▶ _AIM OF THE TASK_:
Repeat each entry as written, dropping any picture you find.

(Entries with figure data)
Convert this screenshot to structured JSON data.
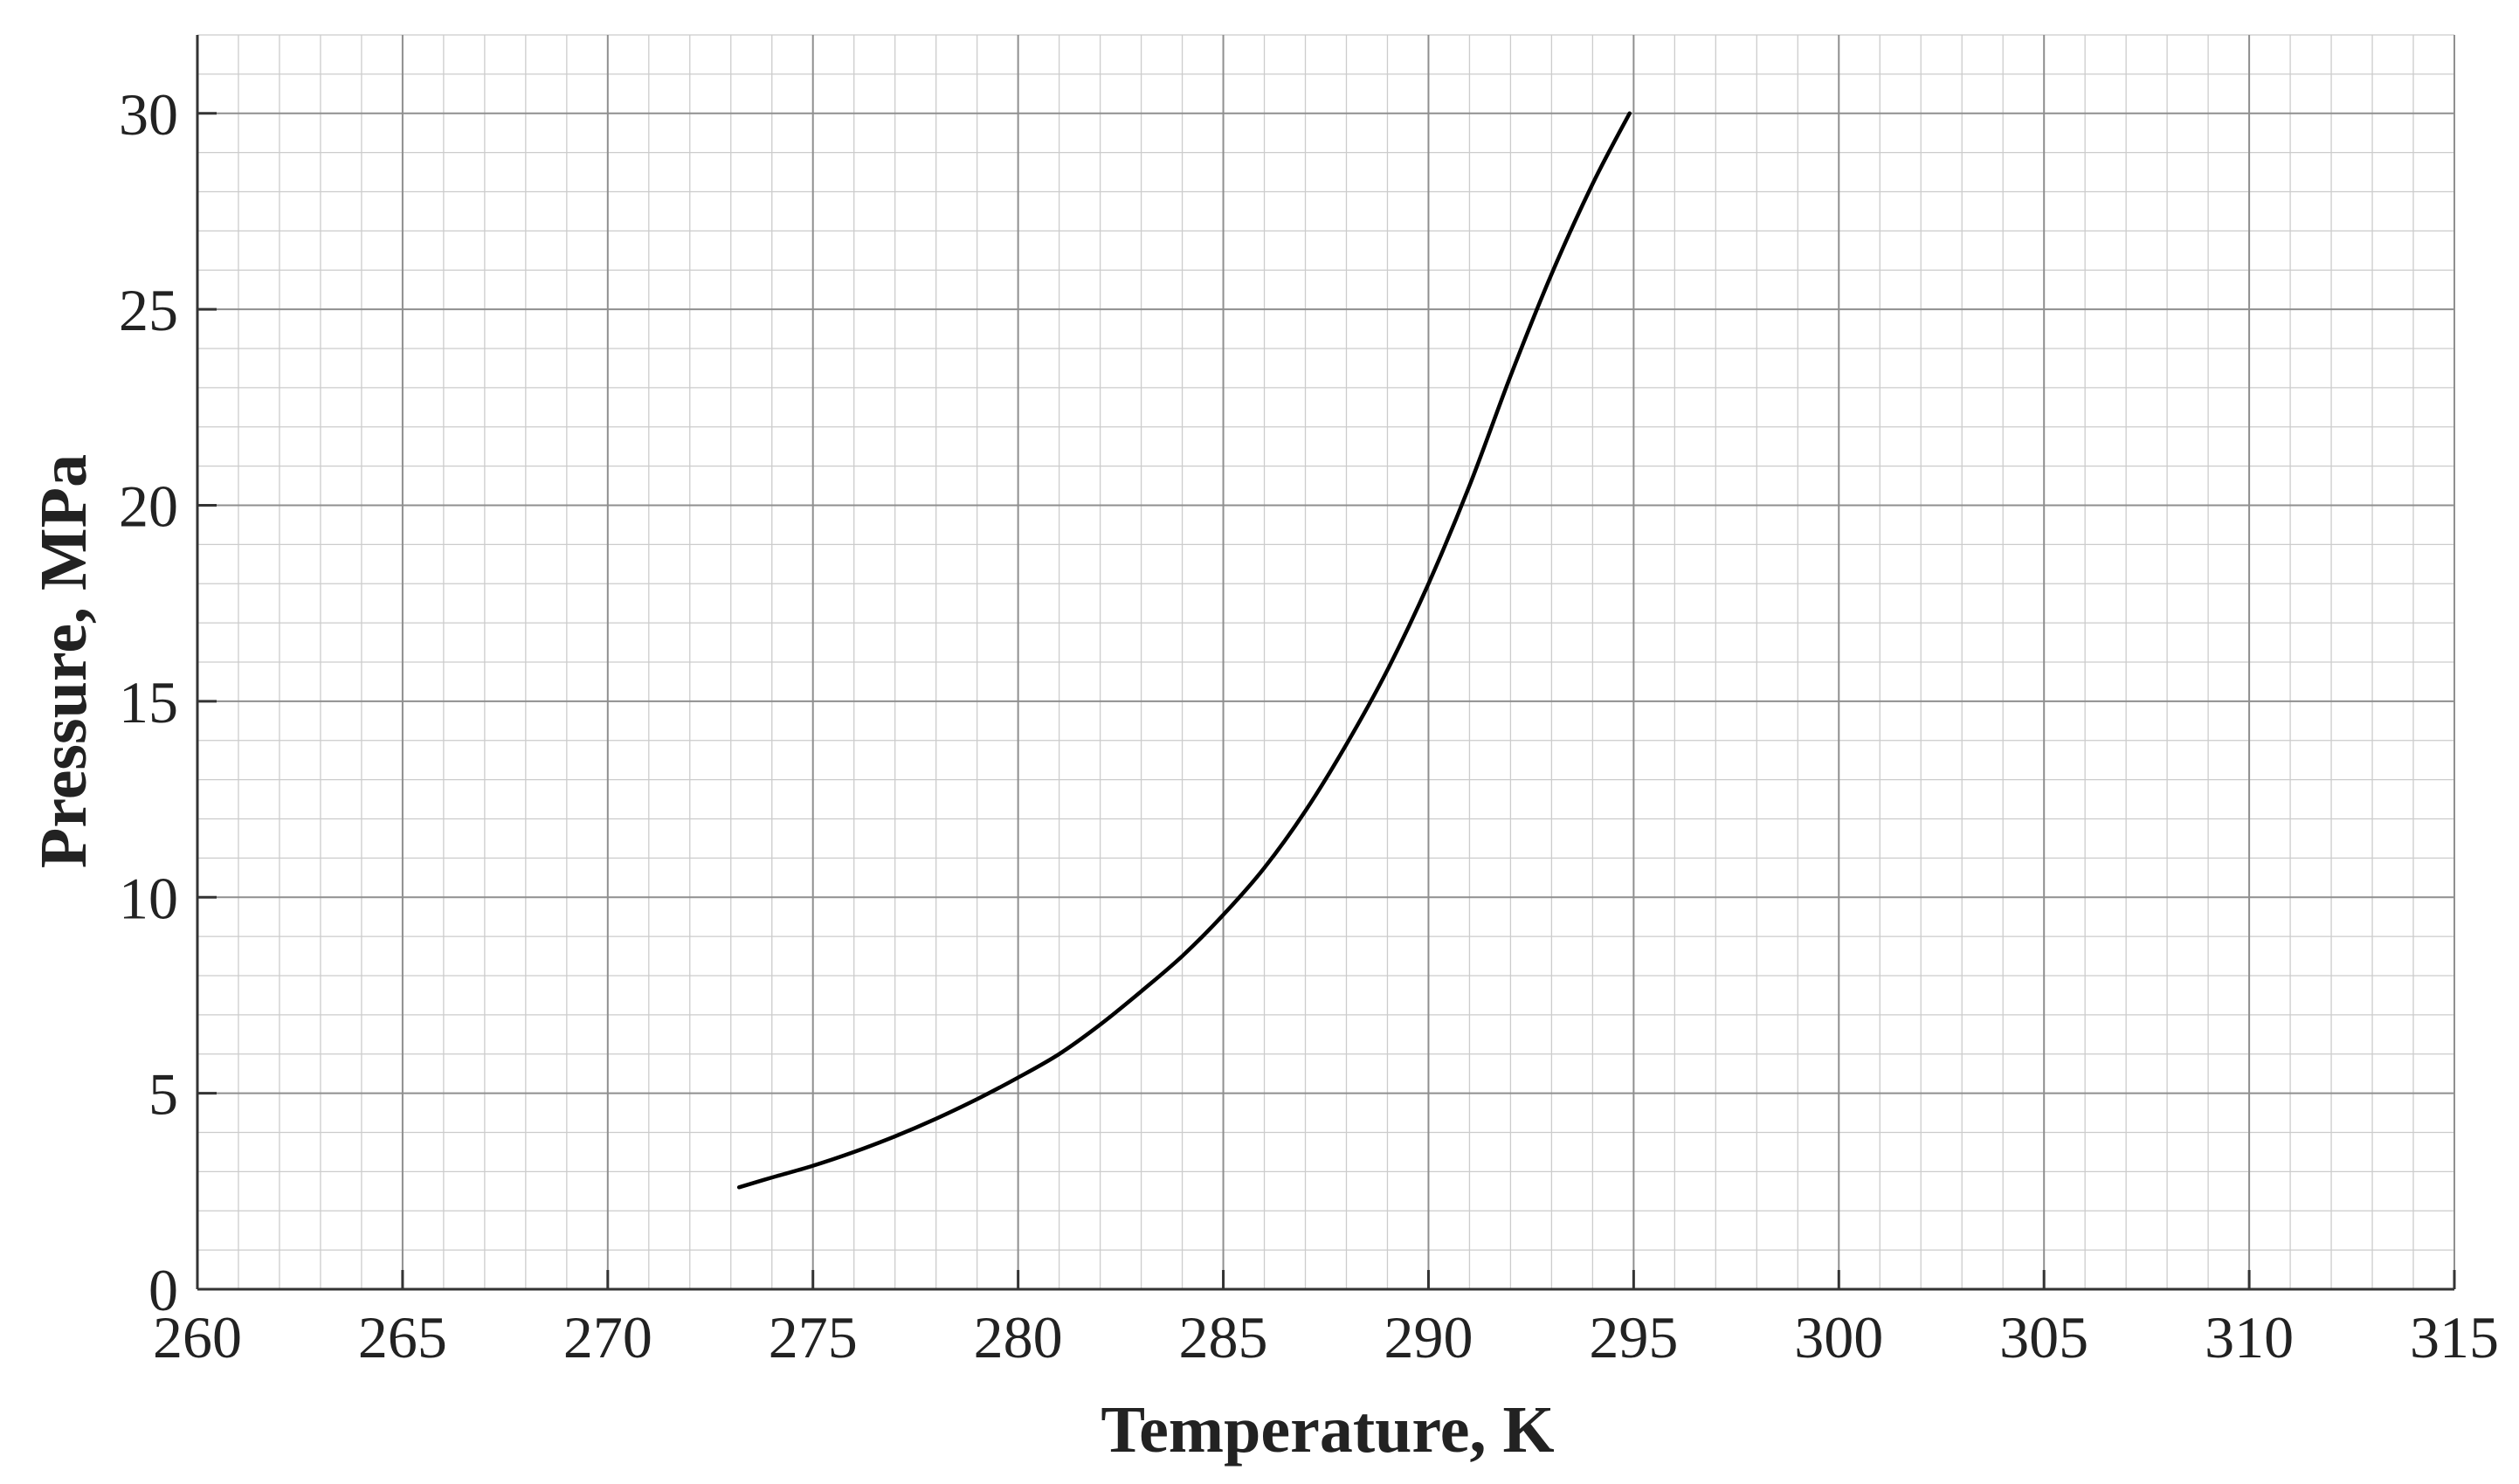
{
  "chart_data": {
    "type": "line",
    "title": "",
    "xlabel": "Temperature, K",
    "ylabel": "Pressure, MPa",
    "xlim": [
      260,
      315
    ],
    "ylim": [
      0,
      32
    ],
    "x_ticks": [
      "260",
      "265",
      "270",
      "275",
      "280",
      "285",
      "290",
      "295",
      "300",
      "305",
      "310",
      "315"
    ],
    "y_ticks": [
      "0",
      "5",
      "10",
      "15",
      "20",
      "25",
      "30"
    ],
    "grid": true,
    "minor_grid": true,
    "series": [
      {
        "color": "#000000",
        "x": [
          273.2,
          274.0,
          275.0,
          276.0,
          277.0,
          278.0,
          279.0,
          280.0,
          281.0,
          282.0,
          283.0,
          284.0,
          285.0,
          286.0,
          287.0,
          288.0,
          289.0,
          290.0,
          291.0,
          292.0,
          293.0,
          294.0,
          294.9
        ],
        "y": [
          2.6,
          2.85,
          3.15,
          3.5,
          3.9,
          4.35,
          4.85,
          5.4,
          6.0,
          6.75,
          7.6,
          8.5,
          9.55,
          10.75,
          12.2,
          13.9,
          15.8,
          18.0,
          20.5,
          23.3,
          25.9,
          28.2,
          30.0
        ]
      }
    ]
  }
}
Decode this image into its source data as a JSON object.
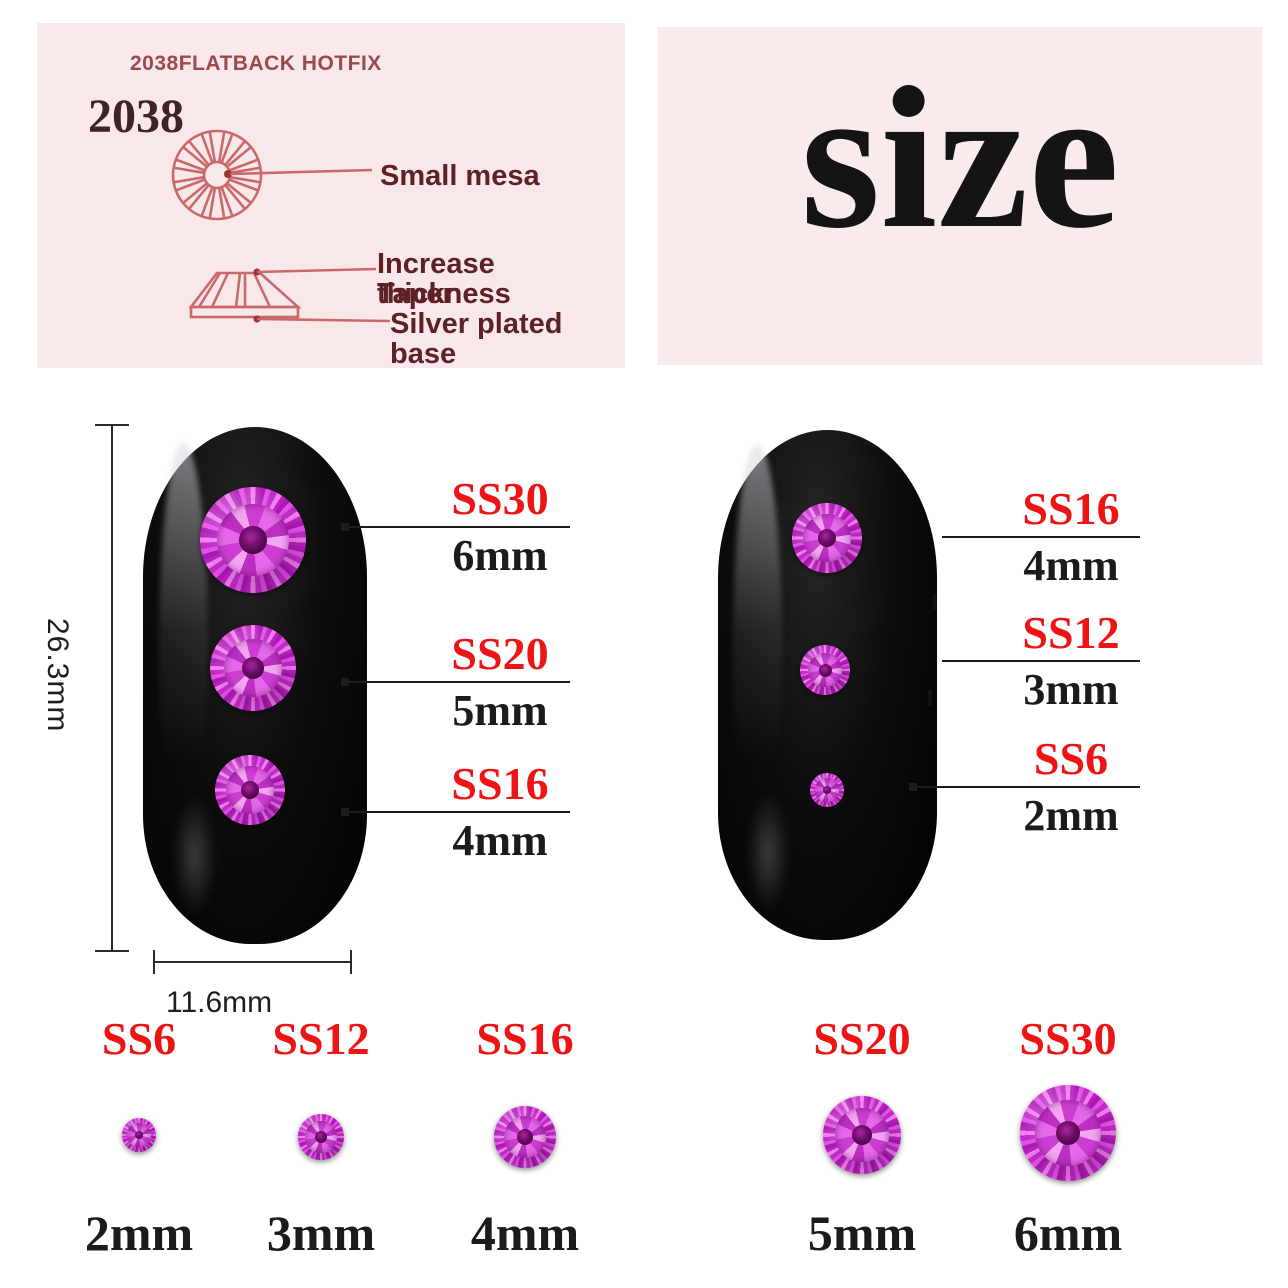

▶ _RESPONSE TO THIS TASK_:
Convert this screenshot to structured JSON data.
{
  "chart_data": {
    "type": "line",
    "title": "",
    "xlabel": "Temperature, K",
    "ylabel": "Pressure, MPa",
    "xlim": [
      260,
      315
    ],
    "ylim": [
      0,
      32
    ],
    "x_ticks": [
      "260",
      "265",
      "270",
      "275",
      "280",
      "285",
      "290",
      "295",
      "300",
      "305",
      "310",
      "315"
    ],
    "y_ticks": [
      "0",
      "5",
      "10",
      "15",
      "20",
      "25",
      "30"
    ],
    "grid": true,
    "minor_grid": true,
    "series": [
      {
        "color": "#000000",
        "x": [
          273.2,
          274.0,
          275.0,
          276.0,
          277.0,
          278.0,
          279.0,
          280.0,
          281.0,
          282.0,
          283.0,
          284.0,
          285.0,
          286.0,
          287.0,
          288.0,
          289.0,
          290.0,
          291.0,
          292.0,
          293.0,
          294.0,
          294.9
        ],
        "y": [
          2.6,
          2.85,
          3.15,
          3.5,
          3.9,
          4.35,
          4.85,
          5.4,
          6.0,
          6.75,
          7.6,
          8.5,
          9.55,
          10.75,
          12.2,
          13.9,
          15.8,
          18.0,
          20.5,
          23.3,
          25.9,
          28.2,
          30.0
        ]
      }
    ]
  }
}
Decode this image into its source data as a JSON object.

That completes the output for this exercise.